Short task: Reproduce exactly the lines beginning with the line that contains "Transcribe this image's" and ending at the final line of the material below.

Exercise materials:
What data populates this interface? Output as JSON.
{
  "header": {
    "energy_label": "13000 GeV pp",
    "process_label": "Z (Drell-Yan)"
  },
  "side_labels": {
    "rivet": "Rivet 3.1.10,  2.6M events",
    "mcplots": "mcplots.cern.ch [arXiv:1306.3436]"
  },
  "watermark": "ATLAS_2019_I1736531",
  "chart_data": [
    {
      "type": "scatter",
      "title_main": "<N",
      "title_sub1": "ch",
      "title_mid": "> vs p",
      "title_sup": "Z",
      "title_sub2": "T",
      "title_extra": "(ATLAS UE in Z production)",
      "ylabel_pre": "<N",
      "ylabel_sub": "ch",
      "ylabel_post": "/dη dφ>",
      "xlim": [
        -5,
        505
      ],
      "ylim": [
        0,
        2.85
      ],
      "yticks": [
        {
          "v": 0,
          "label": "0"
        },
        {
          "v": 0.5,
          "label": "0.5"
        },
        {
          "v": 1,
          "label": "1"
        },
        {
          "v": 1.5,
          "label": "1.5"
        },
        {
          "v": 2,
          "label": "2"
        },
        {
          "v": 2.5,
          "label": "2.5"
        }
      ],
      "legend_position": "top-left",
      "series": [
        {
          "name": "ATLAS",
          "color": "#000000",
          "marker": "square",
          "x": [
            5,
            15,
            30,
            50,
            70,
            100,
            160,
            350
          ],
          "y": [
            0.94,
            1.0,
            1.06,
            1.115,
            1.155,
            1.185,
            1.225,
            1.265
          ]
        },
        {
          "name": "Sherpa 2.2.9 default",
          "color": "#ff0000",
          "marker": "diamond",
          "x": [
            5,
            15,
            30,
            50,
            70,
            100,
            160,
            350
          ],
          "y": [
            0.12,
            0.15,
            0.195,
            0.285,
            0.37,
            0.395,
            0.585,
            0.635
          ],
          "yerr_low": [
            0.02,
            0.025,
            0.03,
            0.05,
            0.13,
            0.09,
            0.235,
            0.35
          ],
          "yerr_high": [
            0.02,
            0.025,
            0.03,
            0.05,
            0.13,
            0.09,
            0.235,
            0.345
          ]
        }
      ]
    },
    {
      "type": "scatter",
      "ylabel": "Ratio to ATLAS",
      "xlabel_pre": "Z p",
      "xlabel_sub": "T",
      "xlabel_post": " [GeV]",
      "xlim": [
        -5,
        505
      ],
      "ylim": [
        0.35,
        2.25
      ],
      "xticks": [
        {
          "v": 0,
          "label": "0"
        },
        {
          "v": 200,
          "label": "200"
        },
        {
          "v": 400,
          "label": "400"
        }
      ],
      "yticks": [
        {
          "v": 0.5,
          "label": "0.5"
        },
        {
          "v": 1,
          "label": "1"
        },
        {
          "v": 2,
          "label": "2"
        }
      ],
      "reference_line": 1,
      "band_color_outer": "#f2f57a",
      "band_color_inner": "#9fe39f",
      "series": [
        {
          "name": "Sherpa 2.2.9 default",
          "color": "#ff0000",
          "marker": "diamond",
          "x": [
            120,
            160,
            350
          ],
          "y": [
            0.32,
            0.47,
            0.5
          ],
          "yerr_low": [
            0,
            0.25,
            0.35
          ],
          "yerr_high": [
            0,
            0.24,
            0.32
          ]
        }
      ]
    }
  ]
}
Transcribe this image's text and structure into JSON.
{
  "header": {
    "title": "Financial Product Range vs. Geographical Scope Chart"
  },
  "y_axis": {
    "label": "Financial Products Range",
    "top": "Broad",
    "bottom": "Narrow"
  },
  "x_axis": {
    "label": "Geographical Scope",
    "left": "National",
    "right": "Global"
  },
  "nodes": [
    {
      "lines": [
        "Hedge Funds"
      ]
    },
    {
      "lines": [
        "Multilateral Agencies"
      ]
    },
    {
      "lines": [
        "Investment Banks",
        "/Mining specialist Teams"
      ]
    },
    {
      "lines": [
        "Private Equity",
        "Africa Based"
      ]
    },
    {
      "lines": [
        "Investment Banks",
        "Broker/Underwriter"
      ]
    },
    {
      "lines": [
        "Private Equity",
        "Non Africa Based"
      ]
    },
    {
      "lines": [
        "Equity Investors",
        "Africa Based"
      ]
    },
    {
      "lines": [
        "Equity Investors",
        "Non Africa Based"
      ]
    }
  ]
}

Result for this exercise:
Transcribe this image's text and structure into JSON.
{
  "header": {
    "title": "Financial Product Range vs. Geographical Scope Chart"
  },
  "y_axis": {
    "label": "Financial Products Range",
    "top": "Broad",
    "bottom": "Narrow"
  },
  "x_axis": {
    "label": "Geographical Scope",
    "left": "National",
    "right": "Global"
  },
  "nodes": [
    {
      "lines": [
        "Hedge Funds"
      ]
    },
    {
      "lines": [
        "Multilateral Agencies"
      ]
    },
    {
      "lines": [
        "Investment Banks",
        "/Mining specialist Teams"
      ]
    },
    {
      "lines": [
        "Private Equity",
        "Africa Based"
      ]
    },
    {
      "lines": [
        "Investment Banks",
        "Broker/Underwriter"
      ]
    },
    {
      "lines": [
        "Private Equity",
        "Non Africa Based"
      ]
    },
    {
      "lines": [
        "Equity Investors",
        "Africa Based"
      ]
    },
    {
      "lines": [
        "Equity Investors",
        "Non Africa Based"
      ]
    }
  ]
}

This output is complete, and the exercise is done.